_THE TASK_:
Your task is to copy every line below that contains the word "insulin".

Saved entries:
[Start of Attachment]

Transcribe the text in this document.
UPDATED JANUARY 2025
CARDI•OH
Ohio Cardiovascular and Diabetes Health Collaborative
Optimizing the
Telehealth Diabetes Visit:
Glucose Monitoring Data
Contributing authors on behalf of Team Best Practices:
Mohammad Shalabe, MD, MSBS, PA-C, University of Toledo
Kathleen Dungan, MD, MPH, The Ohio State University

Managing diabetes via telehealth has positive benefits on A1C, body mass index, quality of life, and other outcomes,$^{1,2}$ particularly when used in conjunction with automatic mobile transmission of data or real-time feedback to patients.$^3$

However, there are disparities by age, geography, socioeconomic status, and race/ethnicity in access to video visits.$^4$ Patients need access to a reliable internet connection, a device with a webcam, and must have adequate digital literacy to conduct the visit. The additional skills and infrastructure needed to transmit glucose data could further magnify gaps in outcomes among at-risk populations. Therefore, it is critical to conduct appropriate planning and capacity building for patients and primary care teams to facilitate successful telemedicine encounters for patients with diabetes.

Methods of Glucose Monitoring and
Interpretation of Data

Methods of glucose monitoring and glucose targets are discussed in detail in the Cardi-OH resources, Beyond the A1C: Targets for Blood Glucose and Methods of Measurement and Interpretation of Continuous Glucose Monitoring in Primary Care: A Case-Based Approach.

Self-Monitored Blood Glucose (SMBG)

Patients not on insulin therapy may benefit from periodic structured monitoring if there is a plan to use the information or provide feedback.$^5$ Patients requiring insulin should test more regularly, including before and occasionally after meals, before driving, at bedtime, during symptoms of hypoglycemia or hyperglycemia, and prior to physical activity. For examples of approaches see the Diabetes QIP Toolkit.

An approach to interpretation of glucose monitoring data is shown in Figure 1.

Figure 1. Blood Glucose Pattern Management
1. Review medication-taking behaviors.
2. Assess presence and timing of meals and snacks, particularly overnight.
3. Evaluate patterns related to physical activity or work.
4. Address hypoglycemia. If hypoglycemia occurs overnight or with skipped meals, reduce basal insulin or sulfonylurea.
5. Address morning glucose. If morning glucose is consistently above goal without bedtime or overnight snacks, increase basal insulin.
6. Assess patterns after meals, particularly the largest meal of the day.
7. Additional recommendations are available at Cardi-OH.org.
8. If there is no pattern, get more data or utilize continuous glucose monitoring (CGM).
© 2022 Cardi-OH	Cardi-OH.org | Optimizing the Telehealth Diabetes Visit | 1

[End of Attachment]
[Start of Attachment]

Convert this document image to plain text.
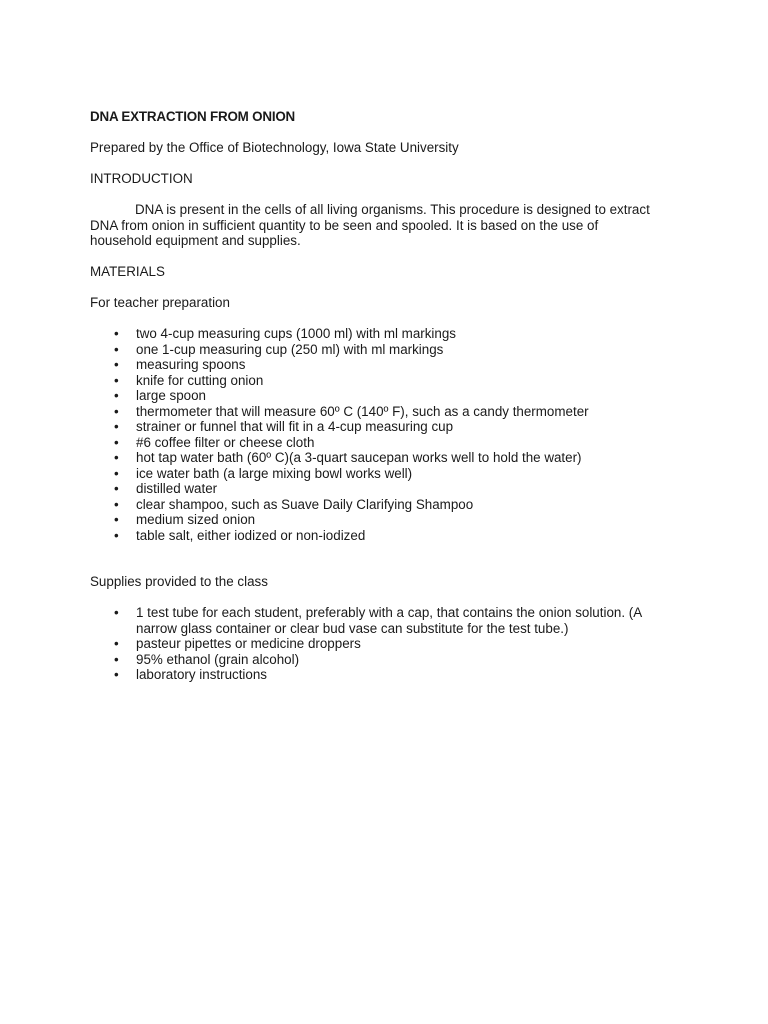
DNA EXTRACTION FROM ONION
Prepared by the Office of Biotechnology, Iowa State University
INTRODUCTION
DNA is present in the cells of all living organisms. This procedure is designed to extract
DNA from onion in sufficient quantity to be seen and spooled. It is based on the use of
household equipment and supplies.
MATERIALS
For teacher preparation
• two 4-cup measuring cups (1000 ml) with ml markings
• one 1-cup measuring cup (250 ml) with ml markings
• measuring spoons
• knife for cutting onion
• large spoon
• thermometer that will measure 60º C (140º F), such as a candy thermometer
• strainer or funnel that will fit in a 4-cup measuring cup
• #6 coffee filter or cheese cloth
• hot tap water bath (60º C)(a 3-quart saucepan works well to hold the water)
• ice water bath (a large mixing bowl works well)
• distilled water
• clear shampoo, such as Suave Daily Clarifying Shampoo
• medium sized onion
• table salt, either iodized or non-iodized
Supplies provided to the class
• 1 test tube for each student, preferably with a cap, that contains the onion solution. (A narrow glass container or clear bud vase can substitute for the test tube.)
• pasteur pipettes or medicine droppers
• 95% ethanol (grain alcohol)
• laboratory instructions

[End of Attachment]
[Start of Attachment]

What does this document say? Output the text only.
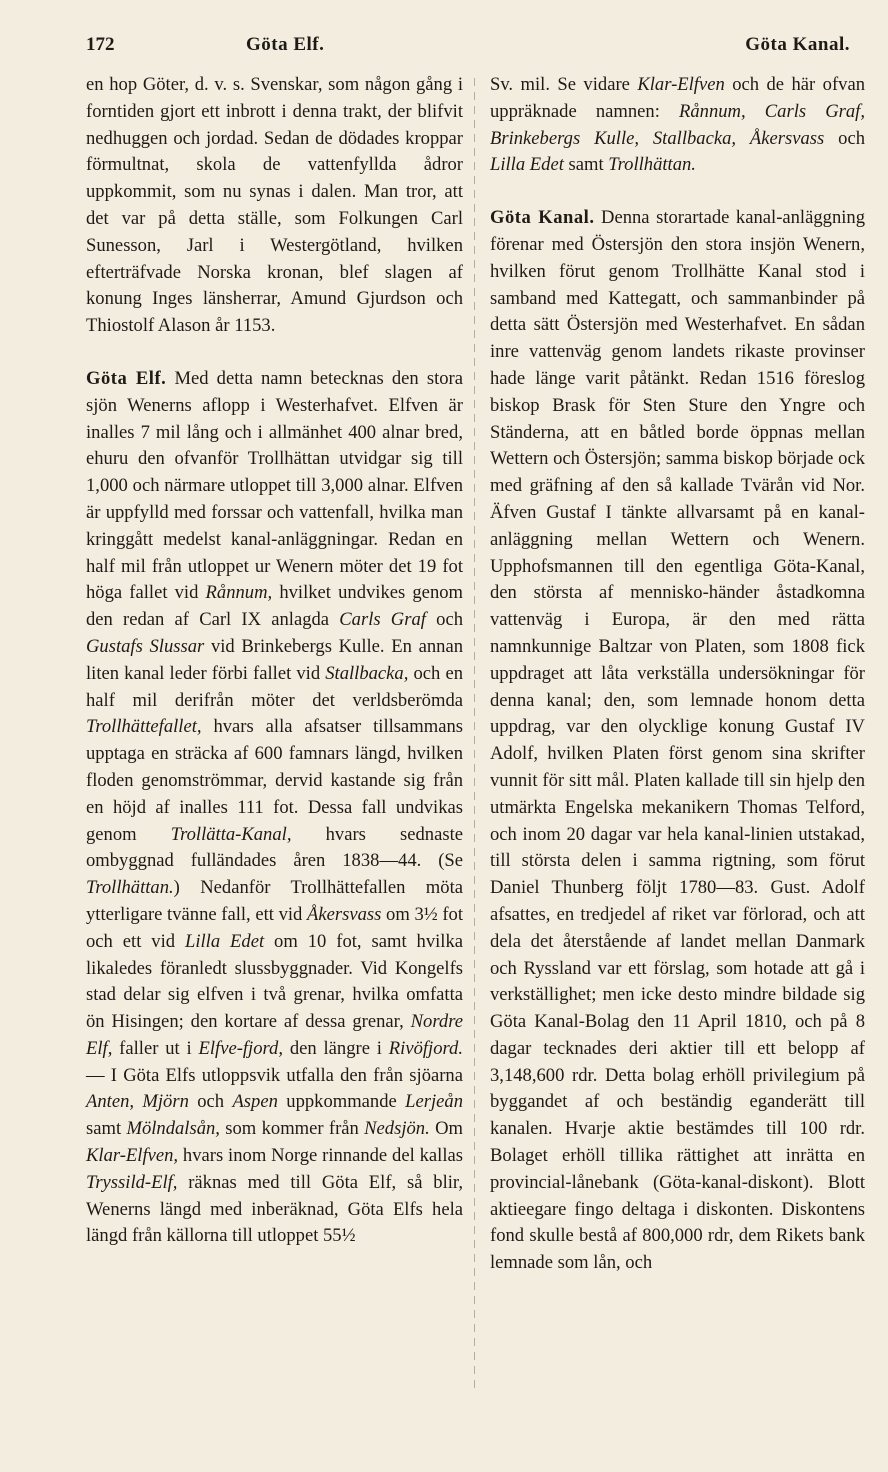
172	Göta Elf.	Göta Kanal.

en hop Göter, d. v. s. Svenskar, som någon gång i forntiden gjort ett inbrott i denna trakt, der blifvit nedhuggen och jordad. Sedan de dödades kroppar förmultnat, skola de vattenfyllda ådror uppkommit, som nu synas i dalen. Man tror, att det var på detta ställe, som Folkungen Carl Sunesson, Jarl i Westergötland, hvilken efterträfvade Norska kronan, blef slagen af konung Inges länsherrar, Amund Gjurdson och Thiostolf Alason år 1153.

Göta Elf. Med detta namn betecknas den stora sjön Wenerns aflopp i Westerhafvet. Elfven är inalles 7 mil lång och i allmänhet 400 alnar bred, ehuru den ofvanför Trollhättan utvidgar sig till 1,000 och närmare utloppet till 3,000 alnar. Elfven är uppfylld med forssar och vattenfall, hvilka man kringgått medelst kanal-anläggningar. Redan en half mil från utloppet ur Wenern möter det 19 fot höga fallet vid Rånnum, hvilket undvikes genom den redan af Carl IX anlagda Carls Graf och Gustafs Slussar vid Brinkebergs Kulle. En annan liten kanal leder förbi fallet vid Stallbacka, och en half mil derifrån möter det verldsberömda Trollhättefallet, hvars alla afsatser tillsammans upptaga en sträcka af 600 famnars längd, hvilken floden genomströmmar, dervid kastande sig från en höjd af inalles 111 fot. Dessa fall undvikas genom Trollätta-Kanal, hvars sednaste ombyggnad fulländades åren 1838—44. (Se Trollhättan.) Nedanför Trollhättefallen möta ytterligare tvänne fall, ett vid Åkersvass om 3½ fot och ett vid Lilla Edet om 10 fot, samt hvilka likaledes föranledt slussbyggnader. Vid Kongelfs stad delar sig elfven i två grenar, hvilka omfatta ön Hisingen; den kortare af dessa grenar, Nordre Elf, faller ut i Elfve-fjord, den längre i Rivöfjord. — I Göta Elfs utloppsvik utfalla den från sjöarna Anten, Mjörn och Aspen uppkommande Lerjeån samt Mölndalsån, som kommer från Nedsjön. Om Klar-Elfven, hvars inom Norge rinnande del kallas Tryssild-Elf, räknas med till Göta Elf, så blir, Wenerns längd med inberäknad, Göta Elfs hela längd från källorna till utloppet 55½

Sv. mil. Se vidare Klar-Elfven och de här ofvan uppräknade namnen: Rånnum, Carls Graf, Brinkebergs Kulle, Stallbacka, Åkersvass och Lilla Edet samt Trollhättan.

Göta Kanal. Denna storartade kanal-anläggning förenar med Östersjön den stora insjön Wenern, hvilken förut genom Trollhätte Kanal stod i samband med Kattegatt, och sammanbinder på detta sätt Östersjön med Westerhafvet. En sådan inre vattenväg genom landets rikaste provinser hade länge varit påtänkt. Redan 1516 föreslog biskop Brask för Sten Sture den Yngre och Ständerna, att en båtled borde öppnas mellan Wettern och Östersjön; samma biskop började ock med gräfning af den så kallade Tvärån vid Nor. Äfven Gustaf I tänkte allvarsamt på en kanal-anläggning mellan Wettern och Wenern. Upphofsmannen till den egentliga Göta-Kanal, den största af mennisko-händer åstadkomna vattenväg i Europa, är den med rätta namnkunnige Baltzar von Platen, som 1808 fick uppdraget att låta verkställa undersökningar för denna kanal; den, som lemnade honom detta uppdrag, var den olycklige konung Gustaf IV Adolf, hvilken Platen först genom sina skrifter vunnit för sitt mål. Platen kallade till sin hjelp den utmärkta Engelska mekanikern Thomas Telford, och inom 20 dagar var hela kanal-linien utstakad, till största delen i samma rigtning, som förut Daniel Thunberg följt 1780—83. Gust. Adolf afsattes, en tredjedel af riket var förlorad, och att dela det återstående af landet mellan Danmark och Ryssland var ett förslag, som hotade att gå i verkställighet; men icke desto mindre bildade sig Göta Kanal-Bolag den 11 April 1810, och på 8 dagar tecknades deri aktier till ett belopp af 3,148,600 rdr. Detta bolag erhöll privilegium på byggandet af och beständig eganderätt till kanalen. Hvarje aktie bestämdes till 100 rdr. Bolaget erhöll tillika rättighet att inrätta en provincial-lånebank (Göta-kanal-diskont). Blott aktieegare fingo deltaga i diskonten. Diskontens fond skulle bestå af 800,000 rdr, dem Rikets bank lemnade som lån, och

[End of Attachment]

_WRITTEN REPLY_:
Patients not on insulin therapy may benefit from periodic structured monitoring if there is a plan to use the information or provide feedback.$^5$ Patients requiring insulin should test more regularly, including before and occasionally after meals, before driving, at bedtime, during symptoms of hypoglycemia or hyperglycemia, and prior to physical activity. For examples of approaches see the Diabetes QIP Toolkit.
4. Address hypoglycemia. If hypoglycemia occurs overnight or with skipped meals, reduce basal insulin or sulfonylurea.
5. Address morning glucose. If morning glucose is consistently above goal without bedtime or overnight snacks, increase basal insulin.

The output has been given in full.